§ What the task requires
Lines containing "Joannès" are to be counted. Give the number and nothing more.

§ Supplied information
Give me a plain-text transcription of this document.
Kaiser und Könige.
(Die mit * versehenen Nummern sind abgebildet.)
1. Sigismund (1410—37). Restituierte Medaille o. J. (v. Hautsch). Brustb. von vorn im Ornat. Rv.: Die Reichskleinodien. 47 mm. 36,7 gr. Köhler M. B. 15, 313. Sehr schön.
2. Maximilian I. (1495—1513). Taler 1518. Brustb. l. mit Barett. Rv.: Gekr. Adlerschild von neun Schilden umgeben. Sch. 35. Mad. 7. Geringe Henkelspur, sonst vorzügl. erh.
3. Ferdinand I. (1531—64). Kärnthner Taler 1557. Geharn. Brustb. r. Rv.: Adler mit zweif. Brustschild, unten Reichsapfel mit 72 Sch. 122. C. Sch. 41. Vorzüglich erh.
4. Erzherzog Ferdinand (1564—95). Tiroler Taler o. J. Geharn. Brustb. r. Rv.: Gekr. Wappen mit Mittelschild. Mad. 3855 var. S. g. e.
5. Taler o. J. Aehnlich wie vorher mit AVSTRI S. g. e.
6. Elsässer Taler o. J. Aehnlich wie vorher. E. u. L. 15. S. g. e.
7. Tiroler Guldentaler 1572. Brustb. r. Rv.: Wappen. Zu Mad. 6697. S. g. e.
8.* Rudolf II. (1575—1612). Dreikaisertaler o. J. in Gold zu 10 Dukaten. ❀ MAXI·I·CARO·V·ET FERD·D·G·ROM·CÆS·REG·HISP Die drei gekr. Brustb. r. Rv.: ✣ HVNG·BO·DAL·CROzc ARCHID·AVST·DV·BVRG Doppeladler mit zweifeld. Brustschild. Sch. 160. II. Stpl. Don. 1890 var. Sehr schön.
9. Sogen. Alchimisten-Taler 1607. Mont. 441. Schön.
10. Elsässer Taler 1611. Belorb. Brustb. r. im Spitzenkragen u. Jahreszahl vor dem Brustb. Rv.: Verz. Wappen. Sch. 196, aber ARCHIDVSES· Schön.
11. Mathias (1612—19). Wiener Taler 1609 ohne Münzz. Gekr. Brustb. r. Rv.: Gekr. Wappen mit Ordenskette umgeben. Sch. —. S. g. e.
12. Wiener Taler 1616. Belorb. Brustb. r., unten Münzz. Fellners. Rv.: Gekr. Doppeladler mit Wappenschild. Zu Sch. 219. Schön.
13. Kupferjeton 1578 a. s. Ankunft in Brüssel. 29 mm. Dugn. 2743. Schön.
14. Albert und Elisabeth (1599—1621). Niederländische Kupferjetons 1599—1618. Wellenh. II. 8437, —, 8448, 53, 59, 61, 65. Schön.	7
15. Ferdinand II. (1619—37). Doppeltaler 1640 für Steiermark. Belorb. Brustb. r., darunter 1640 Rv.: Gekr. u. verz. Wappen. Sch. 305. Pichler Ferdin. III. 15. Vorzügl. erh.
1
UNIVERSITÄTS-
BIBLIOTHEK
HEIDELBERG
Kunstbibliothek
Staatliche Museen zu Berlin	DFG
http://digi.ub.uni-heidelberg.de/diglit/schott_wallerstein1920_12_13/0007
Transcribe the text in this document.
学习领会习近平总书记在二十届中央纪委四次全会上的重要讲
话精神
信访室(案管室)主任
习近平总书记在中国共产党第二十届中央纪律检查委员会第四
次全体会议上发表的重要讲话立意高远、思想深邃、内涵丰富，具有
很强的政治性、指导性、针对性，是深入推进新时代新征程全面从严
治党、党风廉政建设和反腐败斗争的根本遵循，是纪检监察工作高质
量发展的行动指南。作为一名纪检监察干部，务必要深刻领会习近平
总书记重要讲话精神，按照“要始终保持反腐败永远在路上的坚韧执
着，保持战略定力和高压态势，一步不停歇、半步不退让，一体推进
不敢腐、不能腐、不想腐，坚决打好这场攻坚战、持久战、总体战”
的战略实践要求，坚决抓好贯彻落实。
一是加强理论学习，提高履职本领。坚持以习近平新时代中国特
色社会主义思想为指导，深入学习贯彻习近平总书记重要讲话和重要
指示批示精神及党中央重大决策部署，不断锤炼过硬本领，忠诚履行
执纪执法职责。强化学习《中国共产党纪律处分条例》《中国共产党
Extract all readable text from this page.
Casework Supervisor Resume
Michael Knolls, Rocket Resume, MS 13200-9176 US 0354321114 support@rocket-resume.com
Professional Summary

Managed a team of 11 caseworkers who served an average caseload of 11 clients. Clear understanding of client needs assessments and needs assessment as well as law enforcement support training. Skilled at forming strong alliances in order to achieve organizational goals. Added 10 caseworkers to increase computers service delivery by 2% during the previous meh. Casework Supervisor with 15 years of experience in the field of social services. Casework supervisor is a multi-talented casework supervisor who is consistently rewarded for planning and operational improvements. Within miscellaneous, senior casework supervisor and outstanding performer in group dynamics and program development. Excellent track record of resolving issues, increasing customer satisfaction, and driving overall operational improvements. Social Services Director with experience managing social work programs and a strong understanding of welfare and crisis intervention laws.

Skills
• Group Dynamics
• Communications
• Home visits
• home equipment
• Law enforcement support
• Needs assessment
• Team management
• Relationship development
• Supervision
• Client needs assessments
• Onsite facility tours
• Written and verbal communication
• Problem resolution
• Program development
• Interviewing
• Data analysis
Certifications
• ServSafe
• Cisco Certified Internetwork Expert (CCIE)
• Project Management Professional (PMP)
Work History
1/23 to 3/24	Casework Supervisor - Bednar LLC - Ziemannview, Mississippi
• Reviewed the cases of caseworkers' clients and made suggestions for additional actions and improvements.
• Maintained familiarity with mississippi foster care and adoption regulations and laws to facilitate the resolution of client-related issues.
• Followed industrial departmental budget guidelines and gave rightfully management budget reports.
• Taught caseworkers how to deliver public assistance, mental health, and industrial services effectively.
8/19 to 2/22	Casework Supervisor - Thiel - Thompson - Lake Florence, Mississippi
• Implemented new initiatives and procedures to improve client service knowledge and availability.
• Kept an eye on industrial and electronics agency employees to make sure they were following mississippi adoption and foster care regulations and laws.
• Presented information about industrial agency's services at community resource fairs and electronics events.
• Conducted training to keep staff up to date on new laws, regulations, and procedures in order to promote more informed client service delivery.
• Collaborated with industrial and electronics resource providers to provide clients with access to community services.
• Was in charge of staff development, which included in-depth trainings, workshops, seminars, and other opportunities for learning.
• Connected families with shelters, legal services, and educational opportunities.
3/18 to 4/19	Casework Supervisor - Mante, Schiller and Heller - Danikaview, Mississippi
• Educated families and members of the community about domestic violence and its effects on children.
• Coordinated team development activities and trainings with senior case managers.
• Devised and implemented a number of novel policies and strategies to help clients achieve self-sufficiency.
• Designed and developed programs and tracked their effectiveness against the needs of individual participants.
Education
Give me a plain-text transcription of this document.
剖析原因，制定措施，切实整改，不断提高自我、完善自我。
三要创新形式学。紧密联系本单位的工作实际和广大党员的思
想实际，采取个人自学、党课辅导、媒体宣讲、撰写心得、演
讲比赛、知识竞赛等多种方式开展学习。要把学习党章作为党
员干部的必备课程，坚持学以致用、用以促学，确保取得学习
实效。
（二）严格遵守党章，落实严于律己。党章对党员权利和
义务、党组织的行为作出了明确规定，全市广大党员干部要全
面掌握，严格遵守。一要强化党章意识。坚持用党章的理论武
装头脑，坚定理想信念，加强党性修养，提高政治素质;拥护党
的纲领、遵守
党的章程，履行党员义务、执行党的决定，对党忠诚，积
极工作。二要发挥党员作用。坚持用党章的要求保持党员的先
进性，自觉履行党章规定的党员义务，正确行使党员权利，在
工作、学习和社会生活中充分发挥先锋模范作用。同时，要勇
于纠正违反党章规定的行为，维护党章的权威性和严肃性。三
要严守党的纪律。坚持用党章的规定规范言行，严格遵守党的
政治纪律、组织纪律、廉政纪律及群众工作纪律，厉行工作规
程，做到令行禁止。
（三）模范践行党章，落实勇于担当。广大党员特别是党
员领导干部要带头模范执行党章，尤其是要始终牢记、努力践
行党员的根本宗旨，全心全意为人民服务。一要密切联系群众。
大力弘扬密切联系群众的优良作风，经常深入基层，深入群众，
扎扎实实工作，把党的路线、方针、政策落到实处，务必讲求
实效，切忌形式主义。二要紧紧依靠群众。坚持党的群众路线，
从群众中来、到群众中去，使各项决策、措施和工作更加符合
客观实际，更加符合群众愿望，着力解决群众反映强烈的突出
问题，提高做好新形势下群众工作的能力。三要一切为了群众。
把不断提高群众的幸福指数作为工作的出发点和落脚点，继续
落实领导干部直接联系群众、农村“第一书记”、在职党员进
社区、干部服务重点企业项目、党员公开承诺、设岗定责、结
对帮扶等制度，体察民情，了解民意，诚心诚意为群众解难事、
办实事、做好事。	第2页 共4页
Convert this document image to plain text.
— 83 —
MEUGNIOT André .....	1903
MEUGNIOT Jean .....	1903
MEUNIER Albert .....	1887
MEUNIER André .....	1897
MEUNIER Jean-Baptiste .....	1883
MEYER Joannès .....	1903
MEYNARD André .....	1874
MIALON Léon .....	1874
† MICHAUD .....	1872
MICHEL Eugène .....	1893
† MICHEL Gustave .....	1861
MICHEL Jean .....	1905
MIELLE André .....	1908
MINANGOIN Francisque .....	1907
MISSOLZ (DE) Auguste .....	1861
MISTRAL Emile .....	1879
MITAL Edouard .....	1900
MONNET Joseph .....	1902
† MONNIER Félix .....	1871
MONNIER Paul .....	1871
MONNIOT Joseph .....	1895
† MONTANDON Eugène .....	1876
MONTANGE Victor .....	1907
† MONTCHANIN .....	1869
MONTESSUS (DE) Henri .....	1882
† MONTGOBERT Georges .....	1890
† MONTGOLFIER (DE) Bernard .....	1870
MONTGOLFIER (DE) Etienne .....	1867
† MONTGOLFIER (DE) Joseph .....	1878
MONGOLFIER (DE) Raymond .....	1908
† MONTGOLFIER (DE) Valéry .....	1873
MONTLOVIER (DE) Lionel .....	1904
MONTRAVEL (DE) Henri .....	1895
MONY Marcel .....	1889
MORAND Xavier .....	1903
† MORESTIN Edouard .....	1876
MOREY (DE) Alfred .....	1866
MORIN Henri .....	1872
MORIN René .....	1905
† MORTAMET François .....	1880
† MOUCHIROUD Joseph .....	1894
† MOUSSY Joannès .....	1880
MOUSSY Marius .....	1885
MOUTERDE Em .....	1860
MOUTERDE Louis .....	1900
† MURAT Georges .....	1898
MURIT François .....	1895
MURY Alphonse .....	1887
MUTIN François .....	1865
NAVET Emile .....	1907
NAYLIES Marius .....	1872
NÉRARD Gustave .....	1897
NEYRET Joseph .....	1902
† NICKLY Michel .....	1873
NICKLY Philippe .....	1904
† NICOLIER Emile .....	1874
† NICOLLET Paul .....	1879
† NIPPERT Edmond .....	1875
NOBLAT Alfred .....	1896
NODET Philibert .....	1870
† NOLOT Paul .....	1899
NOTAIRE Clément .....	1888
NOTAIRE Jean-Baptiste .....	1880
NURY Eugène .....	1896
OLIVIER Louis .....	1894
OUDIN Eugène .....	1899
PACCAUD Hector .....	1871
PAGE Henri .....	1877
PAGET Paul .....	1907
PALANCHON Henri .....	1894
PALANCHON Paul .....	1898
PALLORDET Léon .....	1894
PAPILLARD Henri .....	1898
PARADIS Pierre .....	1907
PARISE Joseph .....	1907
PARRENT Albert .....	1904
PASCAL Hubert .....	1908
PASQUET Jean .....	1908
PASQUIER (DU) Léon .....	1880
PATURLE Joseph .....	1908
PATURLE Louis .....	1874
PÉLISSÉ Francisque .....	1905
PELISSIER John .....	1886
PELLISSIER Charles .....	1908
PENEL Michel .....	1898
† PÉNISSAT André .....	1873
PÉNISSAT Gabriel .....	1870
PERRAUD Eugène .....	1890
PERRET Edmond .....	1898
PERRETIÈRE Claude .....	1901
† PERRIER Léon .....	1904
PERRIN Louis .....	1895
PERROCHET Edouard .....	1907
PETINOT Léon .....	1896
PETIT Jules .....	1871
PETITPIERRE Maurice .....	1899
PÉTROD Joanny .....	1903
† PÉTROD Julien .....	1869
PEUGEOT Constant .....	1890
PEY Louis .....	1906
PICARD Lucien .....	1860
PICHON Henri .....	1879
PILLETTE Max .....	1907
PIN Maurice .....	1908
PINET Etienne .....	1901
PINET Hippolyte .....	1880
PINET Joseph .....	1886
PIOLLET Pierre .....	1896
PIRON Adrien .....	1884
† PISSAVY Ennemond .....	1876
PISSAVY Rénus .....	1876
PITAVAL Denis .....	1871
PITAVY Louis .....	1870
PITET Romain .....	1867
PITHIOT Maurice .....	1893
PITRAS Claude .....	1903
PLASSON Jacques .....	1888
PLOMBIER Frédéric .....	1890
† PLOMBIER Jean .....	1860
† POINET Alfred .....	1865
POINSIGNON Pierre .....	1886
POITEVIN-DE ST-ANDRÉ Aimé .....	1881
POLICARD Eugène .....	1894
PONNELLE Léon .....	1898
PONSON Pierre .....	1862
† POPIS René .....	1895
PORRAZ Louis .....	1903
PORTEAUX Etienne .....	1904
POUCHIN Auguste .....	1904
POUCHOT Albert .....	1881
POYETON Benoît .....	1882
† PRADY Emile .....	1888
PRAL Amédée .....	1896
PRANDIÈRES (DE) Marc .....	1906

§ Response to this exercise
2